=== What is needed ===
Transcribe the listing word for word.

**********

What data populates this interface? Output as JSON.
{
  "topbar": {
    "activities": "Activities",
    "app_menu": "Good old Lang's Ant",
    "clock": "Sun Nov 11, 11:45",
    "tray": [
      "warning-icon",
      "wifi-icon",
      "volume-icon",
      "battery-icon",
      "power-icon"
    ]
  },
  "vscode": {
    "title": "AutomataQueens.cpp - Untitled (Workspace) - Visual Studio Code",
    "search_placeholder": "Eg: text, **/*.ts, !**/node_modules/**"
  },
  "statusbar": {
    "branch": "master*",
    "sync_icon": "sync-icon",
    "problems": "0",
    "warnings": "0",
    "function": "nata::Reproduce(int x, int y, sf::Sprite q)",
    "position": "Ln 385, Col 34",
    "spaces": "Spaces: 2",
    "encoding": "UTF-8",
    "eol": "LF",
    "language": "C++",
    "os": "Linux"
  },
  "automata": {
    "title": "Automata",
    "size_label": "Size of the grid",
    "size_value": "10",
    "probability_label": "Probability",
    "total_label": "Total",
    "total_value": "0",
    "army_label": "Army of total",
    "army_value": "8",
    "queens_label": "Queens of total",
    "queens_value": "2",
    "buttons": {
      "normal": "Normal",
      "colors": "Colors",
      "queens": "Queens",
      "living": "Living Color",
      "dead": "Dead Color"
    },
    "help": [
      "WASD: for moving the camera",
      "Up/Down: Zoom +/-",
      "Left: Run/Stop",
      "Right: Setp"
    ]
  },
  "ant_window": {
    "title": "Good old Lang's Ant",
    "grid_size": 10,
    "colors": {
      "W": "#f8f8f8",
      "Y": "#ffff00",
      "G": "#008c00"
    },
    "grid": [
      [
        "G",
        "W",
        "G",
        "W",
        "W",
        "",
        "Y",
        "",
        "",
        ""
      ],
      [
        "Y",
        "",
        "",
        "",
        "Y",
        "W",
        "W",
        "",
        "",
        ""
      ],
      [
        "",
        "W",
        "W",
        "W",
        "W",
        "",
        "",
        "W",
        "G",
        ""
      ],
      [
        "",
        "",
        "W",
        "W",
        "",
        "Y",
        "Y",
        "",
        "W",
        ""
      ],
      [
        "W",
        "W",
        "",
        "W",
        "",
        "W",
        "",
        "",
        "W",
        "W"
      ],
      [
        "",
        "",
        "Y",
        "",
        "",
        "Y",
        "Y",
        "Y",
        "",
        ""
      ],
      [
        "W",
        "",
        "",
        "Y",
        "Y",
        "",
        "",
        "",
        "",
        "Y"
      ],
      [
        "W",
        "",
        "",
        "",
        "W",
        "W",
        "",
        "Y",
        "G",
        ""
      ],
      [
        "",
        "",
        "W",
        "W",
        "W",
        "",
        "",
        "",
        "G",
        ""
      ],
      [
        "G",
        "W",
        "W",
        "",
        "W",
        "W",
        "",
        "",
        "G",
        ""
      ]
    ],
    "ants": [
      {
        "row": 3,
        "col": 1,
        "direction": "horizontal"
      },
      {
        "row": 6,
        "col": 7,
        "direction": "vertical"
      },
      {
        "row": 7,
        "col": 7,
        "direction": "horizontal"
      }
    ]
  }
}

**********

=== Full output ===
What data populates this interface? Output as JSON.
{
  "topbar": {
    "activities": "Activities",
    "app_menu": "Good old Lang's Ant",
    "clock": "Sun Nov 11, 11:45",
    "tray": [
      "warning-icon",
      "wifi-icon",
      "volume-icon",
      "battery-icon",
      "power-icon"
    ]
  },
  "vscode": {
    "title": "AutomataQueens.cpp - Untitled (Workspace) - Visual Studio Code",
    "search_placeholder": "Eg: text, **/*.ts, !**/node_modules/**"
  },
  "statusbar": {
    "branch": "master*",
    "sync_icon": "sync-icon",
    "problems": "0",
    "warnings": "0",
    "function": "nata::Reproduce(int x, int y, sf::Sprite q)",
    "position": "Ln 385, Col 34",
    "spaces": "Spaces: 2",
    "encoding": "UTF-8",
    "eol": "LF",
    "language": "C++",
    "os": "Linux"
  },
  "automata": {
    "title": "Automata",
    "size_label": "Size of the grid",
    "size_value": "10",
    "probability_label": "Probability",
    "total_label": "Total",
    "total_value": "0",
    "army_label": "Army of total",
    "army_value": "8",
    "queens_label": "Queens of total",
    "queens_value": "2",
    "buttons": {
      "normal": "Normal",
      "colors": "Colors",
      "queens": "Queens",
      "living": "Living Color",
      "dead": "Dead Color"
    },
    "help": [
      "WASD: for moving the camera",
      "Up/Down: Zoom +/-",
      "Left: Run/Stop",
      "Right: Setp"
    ]
  },
  "ant_window": {
    "title": "Good old Lang's Ant",
    "grid_size": 10,
    "colors": {
      "W": "#f8f8f8",
      "Y": "#ffff00",
      "G": "#008c00"
    },
    "grid": [
      [
        "G",
        "W",
        "G",
        "W",
        "W",
        "",
        "Y",
        "",
        "",
        ""
      ],
      [
        "Y",
        "",
        "",
        "",
        "Y",
        "W",
        "W",
        "",
        "",
        ""
      ],
      [
        "",
        "W",
        "W",
        "W",
        "W",
        "",
        "",
        "W",
        "G",
        ""
      ],
      [
        "",
        "",
        "W",
        "W",
        "",
        "Y",
        "Y",
        "",
        "W",
        ""
      ],
      [
        "W",
        "W",
        "",
        "W",
        "",
        "W",
        "",
        "",
        "W",
        "W"
      ],
      [
        "",
        "",
        "Y",
        "",
        "",
        "Y",
        "Y",
        "Y",
        "",
        ""
      ],
      [
        "W",
        "",
        "",
        "Y",
        "Y",
        "",
        "",
        "",
        "",
        "Y"
      ],
      [
        "W",
        "",
        "",
        "",
        "W",
        "W",
        "",
        "Y",
        "G",
        ""
      ],
      [
        "",
        "",
        "W",
        "W",
        "W",
        "",
        "",
        "",
        "G",
        ""
      ],
      [
        "G",
        "W",
        "W",
        "",
        "W",
        "W",
        "",
        "",
        "G",
        ""
      ]
    ],
    "ants": [
      {
        "row": 3,
        "col": 1,
        "direction": "horizontal"
      },
      {
        "row": 6,
        "col": 7,
        "direction": "vertical"
      },
      {
        "row": 7,
        "col": 7,
        "direction": "horizontal"
      }
    ]
  }
}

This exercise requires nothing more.